(Task)
Look through the data for the string "saldrá". Copy every line where it is found.

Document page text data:
▼

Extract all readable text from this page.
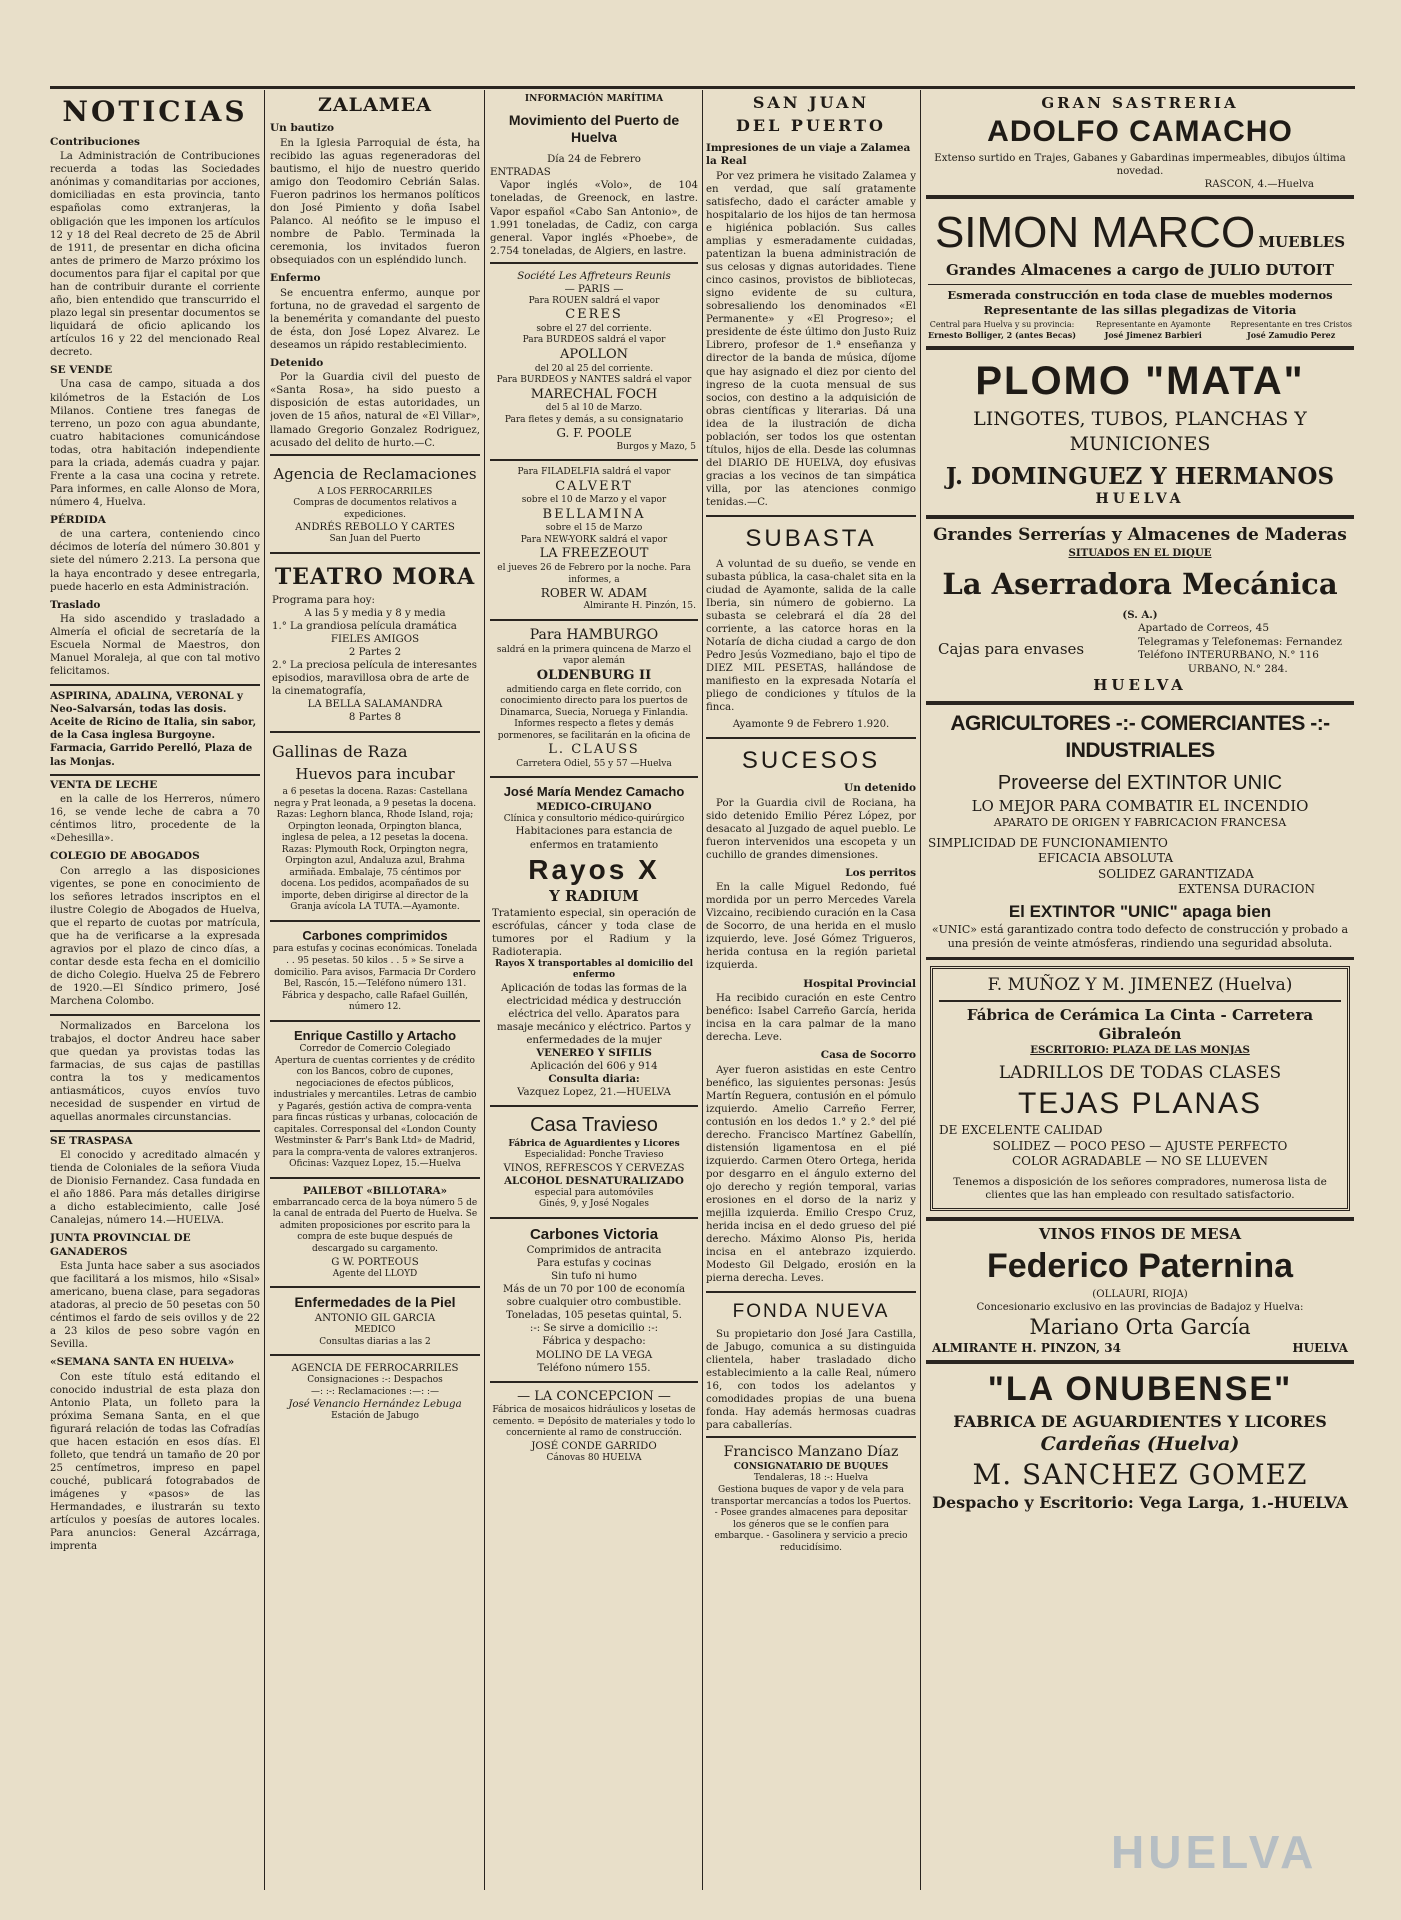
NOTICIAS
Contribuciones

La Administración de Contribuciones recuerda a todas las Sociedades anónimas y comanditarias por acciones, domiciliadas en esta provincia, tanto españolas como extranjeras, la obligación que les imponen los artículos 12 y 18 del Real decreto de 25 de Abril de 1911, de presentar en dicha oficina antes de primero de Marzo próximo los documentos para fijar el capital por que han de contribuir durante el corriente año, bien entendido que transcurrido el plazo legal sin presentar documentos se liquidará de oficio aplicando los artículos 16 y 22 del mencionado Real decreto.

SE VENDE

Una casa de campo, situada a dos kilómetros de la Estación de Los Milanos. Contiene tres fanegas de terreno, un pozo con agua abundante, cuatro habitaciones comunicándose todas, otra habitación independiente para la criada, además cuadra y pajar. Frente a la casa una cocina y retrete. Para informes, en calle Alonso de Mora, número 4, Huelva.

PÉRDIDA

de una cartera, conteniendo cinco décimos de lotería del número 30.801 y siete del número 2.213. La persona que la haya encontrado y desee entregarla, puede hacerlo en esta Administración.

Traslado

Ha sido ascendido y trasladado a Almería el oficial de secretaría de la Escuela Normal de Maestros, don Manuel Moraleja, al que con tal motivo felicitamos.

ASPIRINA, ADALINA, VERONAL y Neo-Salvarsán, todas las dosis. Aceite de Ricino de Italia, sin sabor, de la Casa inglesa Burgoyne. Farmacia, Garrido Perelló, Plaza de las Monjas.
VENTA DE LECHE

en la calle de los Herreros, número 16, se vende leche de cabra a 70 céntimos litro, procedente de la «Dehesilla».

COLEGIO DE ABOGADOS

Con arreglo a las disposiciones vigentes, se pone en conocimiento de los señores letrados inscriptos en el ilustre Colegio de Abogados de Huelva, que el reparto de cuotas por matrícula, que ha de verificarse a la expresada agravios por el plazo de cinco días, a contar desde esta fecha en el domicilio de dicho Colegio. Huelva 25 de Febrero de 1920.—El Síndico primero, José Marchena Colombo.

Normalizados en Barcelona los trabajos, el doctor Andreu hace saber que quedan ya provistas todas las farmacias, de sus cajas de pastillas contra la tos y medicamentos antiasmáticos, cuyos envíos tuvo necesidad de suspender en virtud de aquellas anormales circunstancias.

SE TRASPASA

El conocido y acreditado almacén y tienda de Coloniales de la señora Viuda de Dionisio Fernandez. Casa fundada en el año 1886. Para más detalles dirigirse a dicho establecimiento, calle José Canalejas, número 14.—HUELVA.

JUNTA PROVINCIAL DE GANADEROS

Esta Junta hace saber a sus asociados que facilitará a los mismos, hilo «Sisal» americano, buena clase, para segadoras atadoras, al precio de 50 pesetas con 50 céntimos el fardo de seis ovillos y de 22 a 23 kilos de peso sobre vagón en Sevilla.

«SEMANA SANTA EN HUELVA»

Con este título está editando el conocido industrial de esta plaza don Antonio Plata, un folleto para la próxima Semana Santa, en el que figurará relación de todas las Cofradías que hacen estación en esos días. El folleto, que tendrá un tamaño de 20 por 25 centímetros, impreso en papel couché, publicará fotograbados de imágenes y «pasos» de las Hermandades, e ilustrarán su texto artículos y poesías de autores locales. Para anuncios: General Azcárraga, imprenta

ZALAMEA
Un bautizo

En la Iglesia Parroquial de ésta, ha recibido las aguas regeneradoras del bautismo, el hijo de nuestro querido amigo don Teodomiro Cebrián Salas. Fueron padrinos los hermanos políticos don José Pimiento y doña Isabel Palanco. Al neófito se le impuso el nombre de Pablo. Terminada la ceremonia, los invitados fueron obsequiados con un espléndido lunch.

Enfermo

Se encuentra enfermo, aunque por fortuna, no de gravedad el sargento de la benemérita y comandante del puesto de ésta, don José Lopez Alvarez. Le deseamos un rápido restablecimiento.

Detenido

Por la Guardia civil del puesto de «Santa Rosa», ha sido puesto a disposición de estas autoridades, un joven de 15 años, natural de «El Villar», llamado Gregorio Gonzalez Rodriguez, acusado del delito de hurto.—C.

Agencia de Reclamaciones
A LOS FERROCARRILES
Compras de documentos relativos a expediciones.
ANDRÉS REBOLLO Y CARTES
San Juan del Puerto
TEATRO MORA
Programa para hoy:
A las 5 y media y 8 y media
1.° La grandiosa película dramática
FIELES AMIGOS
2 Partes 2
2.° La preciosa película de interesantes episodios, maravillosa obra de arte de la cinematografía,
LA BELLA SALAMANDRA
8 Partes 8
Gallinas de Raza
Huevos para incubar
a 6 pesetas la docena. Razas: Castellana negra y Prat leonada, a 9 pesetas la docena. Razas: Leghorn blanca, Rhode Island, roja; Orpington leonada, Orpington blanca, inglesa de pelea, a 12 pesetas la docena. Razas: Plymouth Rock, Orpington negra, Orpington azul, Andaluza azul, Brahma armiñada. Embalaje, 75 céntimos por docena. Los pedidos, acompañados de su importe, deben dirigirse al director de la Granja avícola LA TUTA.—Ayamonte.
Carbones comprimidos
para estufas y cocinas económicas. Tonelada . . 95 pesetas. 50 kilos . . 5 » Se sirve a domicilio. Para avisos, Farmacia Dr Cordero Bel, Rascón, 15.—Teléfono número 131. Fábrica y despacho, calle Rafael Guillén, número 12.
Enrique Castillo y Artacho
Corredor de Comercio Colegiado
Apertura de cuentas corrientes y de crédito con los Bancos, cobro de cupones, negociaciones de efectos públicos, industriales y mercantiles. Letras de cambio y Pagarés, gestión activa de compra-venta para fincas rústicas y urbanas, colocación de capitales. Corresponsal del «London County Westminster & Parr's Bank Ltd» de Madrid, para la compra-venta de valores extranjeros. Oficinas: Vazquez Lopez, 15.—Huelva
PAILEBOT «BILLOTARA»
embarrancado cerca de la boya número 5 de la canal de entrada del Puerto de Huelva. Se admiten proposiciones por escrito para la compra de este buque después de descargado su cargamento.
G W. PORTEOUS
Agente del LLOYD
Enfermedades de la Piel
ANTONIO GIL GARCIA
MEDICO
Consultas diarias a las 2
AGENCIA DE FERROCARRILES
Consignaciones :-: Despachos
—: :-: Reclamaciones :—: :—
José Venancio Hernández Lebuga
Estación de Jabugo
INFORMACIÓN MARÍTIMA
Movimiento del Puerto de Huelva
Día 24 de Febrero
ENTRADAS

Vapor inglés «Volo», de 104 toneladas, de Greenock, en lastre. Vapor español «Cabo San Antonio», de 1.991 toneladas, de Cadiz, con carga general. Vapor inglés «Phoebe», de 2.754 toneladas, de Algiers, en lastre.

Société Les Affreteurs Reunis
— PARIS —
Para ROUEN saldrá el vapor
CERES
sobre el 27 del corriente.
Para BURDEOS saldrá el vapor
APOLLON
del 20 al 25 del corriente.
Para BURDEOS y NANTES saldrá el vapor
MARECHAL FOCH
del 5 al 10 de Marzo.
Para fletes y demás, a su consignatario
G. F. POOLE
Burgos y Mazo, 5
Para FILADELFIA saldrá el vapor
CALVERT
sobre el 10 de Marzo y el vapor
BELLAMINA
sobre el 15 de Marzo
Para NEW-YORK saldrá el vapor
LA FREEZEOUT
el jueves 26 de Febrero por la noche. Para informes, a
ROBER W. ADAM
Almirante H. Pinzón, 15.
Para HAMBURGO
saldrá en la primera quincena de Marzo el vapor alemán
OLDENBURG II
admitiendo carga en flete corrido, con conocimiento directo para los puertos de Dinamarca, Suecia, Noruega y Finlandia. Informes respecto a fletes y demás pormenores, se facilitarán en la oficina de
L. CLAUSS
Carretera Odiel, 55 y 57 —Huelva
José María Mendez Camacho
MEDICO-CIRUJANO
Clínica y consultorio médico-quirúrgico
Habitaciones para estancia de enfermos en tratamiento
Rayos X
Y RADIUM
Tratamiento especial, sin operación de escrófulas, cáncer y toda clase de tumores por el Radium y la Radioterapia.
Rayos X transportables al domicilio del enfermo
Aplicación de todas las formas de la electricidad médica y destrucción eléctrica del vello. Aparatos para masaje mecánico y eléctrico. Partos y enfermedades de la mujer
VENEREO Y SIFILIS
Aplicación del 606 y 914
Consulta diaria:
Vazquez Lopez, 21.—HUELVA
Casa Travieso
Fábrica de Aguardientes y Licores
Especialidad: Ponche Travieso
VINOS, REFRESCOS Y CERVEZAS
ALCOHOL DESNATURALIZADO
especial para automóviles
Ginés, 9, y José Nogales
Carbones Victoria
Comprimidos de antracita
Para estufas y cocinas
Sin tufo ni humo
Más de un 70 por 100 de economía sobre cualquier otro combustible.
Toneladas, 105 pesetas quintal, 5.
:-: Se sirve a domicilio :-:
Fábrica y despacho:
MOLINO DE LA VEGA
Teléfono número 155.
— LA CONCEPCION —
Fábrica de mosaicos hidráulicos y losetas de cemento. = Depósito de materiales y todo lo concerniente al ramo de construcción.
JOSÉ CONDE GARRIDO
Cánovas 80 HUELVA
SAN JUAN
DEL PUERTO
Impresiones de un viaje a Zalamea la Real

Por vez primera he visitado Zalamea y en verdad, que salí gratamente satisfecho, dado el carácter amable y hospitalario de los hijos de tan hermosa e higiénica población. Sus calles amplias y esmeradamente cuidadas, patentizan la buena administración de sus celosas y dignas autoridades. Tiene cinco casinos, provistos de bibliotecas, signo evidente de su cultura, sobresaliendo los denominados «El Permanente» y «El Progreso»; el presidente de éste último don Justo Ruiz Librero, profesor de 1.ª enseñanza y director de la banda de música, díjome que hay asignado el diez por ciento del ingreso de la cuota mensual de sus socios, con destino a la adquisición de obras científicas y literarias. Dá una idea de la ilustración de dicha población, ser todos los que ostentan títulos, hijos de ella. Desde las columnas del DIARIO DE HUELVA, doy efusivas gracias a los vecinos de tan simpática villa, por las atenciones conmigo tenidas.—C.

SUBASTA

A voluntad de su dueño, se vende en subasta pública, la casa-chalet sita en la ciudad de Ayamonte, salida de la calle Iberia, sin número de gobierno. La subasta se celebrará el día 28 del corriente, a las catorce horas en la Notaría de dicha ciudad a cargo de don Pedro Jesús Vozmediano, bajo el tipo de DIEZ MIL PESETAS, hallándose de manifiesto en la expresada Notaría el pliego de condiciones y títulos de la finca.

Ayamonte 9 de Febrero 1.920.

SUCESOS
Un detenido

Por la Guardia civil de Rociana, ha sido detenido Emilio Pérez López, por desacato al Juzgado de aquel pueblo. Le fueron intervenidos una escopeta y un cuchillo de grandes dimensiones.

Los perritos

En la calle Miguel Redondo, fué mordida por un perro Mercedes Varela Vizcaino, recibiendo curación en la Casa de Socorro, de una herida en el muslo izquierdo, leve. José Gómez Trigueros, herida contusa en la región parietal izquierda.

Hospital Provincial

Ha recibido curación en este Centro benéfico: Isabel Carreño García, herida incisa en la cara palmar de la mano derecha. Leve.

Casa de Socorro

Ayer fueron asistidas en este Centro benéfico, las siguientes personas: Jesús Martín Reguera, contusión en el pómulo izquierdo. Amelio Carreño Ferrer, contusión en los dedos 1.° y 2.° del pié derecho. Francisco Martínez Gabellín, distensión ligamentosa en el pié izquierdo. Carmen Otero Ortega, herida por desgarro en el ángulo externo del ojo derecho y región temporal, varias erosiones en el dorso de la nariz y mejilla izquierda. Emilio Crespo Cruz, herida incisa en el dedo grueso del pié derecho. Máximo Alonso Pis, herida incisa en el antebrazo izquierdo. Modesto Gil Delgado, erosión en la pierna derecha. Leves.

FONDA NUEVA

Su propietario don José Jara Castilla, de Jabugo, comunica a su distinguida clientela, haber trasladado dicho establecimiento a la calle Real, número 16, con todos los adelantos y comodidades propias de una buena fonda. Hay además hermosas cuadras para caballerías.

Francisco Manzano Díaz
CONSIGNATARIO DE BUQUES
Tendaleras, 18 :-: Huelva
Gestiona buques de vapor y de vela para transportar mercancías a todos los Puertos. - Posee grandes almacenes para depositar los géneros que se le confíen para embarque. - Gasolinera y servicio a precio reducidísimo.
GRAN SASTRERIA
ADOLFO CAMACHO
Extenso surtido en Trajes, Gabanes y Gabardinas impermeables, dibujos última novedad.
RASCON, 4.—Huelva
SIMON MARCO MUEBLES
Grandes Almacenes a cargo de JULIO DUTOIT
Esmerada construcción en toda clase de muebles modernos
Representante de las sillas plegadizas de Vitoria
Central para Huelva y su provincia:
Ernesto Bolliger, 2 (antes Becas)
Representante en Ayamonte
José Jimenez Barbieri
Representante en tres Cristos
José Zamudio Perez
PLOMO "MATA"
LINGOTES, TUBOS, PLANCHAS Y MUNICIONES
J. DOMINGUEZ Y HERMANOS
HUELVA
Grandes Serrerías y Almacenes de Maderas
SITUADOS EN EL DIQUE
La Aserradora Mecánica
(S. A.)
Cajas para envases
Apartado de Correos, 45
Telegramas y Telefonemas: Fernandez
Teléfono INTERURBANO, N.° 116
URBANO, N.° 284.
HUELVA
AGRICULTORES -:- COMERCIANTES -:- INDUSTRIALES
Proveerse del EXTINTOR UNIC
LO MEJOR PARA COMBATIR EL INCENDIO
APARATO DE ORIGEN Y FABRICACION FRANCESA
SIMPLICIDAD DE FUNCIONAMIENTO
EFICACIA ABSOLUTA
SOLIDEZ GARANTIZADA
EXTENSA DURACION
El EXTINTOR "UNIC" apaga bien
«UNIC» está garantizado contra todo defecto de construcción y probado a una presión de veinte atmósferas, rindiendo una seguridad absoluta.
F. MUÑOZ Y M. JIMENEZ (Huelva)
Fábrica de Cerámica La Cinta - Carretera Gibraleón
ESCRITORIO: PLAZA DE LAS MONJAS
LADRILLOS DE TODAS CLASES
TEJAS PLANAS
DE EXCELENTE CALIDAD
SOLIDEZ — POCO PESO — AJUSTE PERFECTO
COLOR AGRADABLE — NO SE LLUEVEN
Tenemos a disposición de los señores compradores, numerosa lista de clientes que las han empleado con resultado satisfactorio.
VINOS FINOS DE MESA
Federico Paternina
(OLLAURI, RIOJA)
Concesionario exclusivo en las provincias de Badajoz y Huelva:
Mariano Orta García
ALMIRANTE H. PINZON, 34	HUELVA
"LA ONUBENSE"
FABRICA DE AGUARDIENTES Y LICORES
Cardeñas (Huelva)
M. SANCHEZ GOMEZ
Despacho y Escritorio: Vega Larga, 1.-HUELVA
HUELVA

▲

(Response to the exercise)
Para ROUEN saldrá el vapor
Para BURDEOS saldrá el vapor
Para BURDEOS y NANTES saldrá el vapor
Para FILADELFIA saldrá el vapor
Para NEW-YORK saldrá el vapor
saldrá en la primera quincena de Marzo el vapor alemán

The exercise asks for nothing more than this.